** Start **

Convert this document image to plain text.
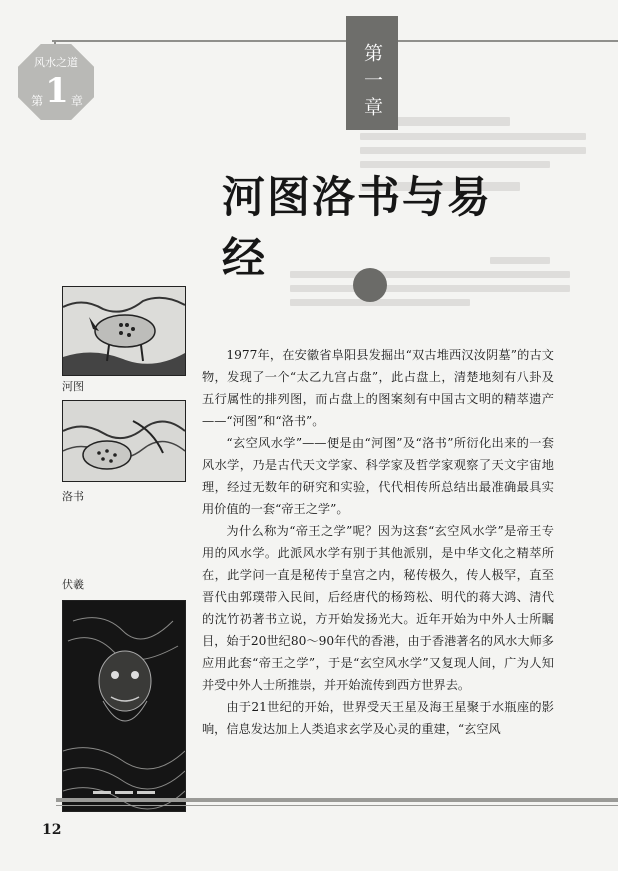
风水之道
第 1 章	第一章
河图洛书与易经
河图
洛书
伏羲

1977年，在安徽省阜阳县发掘出“双古堆西汉汝阴墓”的古文物，发现了一个“太乙九宫占盘”，此占盘上，清楚地刻有八卦及五行属性的排列图，而占盘上的图案刻有中国古文明的精萃遗产——“河图”和“洛书”。

“玄空风水学”——便是由“河图”及“洛书”所衍化出来的一套风水学，乃是古代天文学家、科学家及哲学家观察了天文宇宙地理，经过无数年的研究和实验，代代相传所总结出最准确最具实用价值的一套“帝王之学”。

为什么称为“帝王之学”呢？因为这套“玄空风水学”是帝王专用的风水学。此派风水学有别于其他派别，是中华文化之精萃所在，此学问一直是秘传于皇宫之内，秘传极久，传人极罕，直至晋代由郭璞带入民间，后经唐代的杨筠松、明代的蒋大鸿、清代的沈竹礽著书立说，方开始发扬光大。近年开始为中外人士所瞩目，始于20世纪80～90年代的香港，由于香港著名的风水大师多应用此套“帝王之学”，于是“玄空风水学”又复现人间，广为人知并受中外人士所推崇，并开始流传到西方世界去。

由于21世纪的开始，世界受天王星及海王星聚于水瓶座的影响，信息发达加上人类追求玄学及心灵的重建，“玄空风

12
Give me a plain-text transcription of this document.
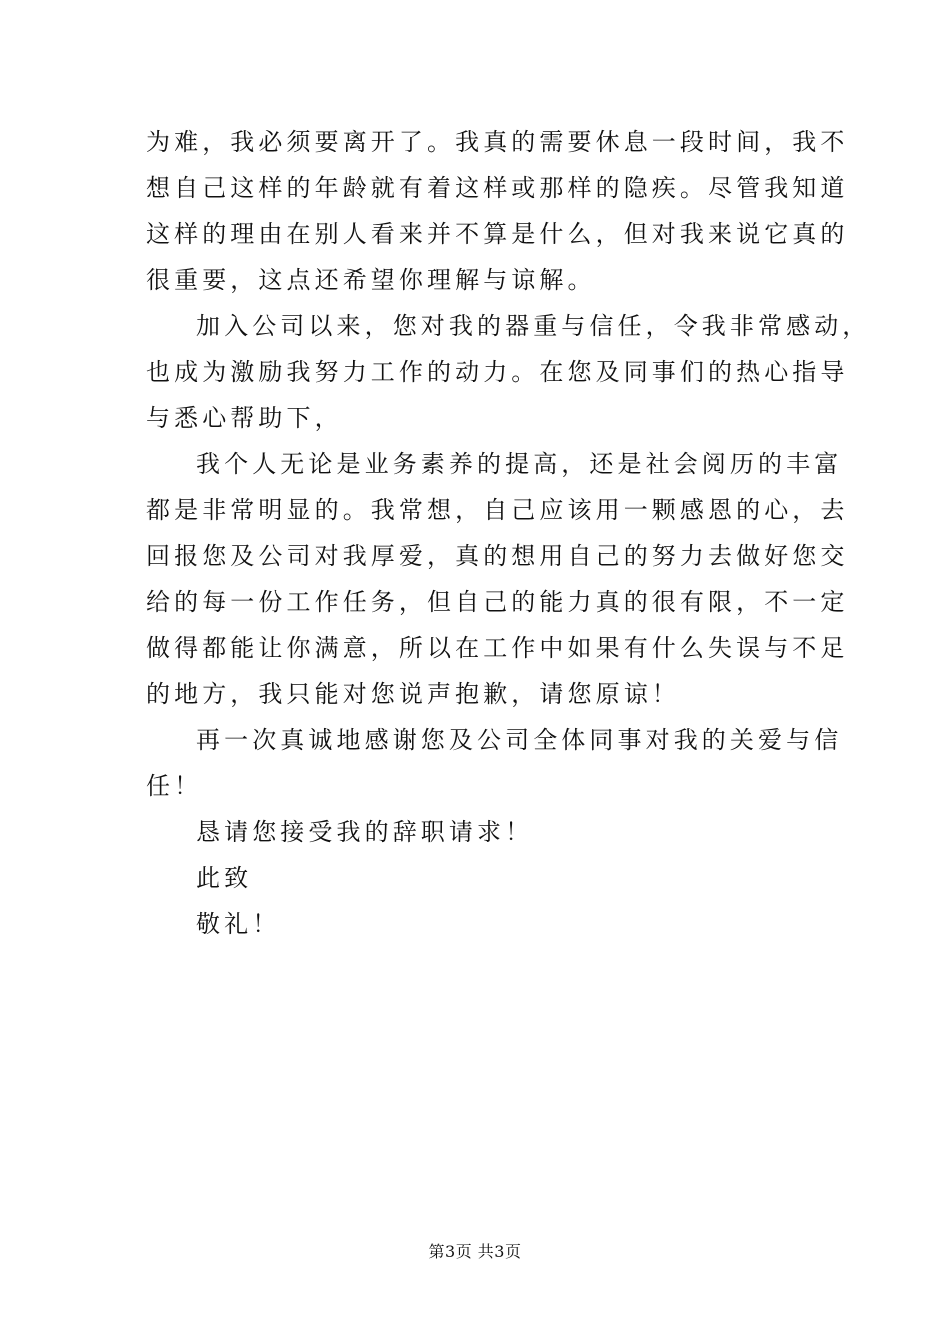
为难，我必须要离开了。我真的需要休息一段时间，我不
想自己这样的年龄就有着这样或那样的隐疾。尽管我知道
这样的理由在别人看来并不算是什么，但对我来说它真的
很重要，这点还希望你理解与谅解。
加入公司以来，您对我的器重与信任，令我非常感动，
也成为激励我努力工作的动力。在您及同事们的热心指导
与悉心帮助下，
我个人无论是业务素养的提高，还是社会阅历的丰富
都是非常明显的。我常想，自己应该用一颗感恩的心，去
回报您及公司对我厚爱，真的想用自己的努力去做好您交
给的每一份工作任务，但自己的能力真的很有限，不一定
做得都能让你满意，所以在工作中如果有什么失误与不足
的地方，我只能对您说声抱歉，请您原谅！
再一次真诚地感谢您及公司全体同事对我的关爱与信
任！
恳请您接受我的辞职请求！
此致
敬礼！
第3页 共3页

** End **

**WRITTEN INSTRUCTION**
Copy every line of the data exactly as written, excluding the pictures.

**WORKED SOLUTION**
Convert this document image to plain text.
风水之道
第 1 章	第一章
河图洛书与易经
河图
洛书
伏羲

1977年，在安徽省阜阳县发掘出“双古堆西汉汝阴墓”的古文物，发现了一个“太乙九宫占盘”，此占盘上，清楚地刻有八卦及五行属性的排列图，而占盘上的图案刻有中国古文明的精萃遗产——“河图”和“洛书”。

“玄空风水学”——便是由“河图”及“洛书”所衍化出来的一套风水学，乃是古代天文学家、科学家及哲学家观察了天文宇宙地理，经过无数年的研究和实验，代代相传所总结出最准确最具实用价值的一套“帝王之学”。

为什么称为“帝王之学”呢？因为这套“玄空风水学”是帝王专用的风水学。此派风水学有别于其他派别，是中华文化之精萃所在，此学问一直是秘传于皇宫之内，秘传极久，传人极罕，直至晋代由郭璞带入民间，后经唐代的杨筠松、明代的蒋大鸿、清代的沈竹礽著书立说，方开始发扬光大。近年开始为中外人士所瞩目，始于20世纪80～90年代的香港，由于香港著名的风水大师多应用此套“帝王之学”，于是“玄空风水学”又复现人间，广为人知并受中外人士所推崇，并开始流传到西方世界去。

由于21世纪的开始，世界受天王星及海王星聚于水瓶座的影响，信息发达加上人类追求玄学及心灵的重建，“玄空风

12
Give me a plain-text transcription of this document.
为难，我必须要离开了。我真的需要休息一段时间，我不
想自己这样的年龄就有着这样或那样的隐疾。尽管我知道
这样的理由在别人看来并不算是什么，但对我来说它真的
很重要，这点还希望你理解与谅解。
加入公司以来，您对我的器重与信任，令我非常感动，
也成为激励我努力工作的动力。在您及同事们的热心指导
与悉心帮助下，
我个人无论是业务素养的提高，还是社会阅历的丰富
都是非常明显的。我常想，自己应该用一颗感恩的心，去
回报您及公司对我厚爱，真的想用自己的努力去做好您交
给的每一份工作任务，但自己的能力真的很有限，不一定
做得都能让你满意，所以在工作中如果有什么失误与不足
的地方，我只能对您说声抱歉，请您原谅！
再一次真诚地感谢您及公司全体同事对我的关爱与信
任！
恳请您接受我的辞职请求！
此致
敬礼！
第3页 共3页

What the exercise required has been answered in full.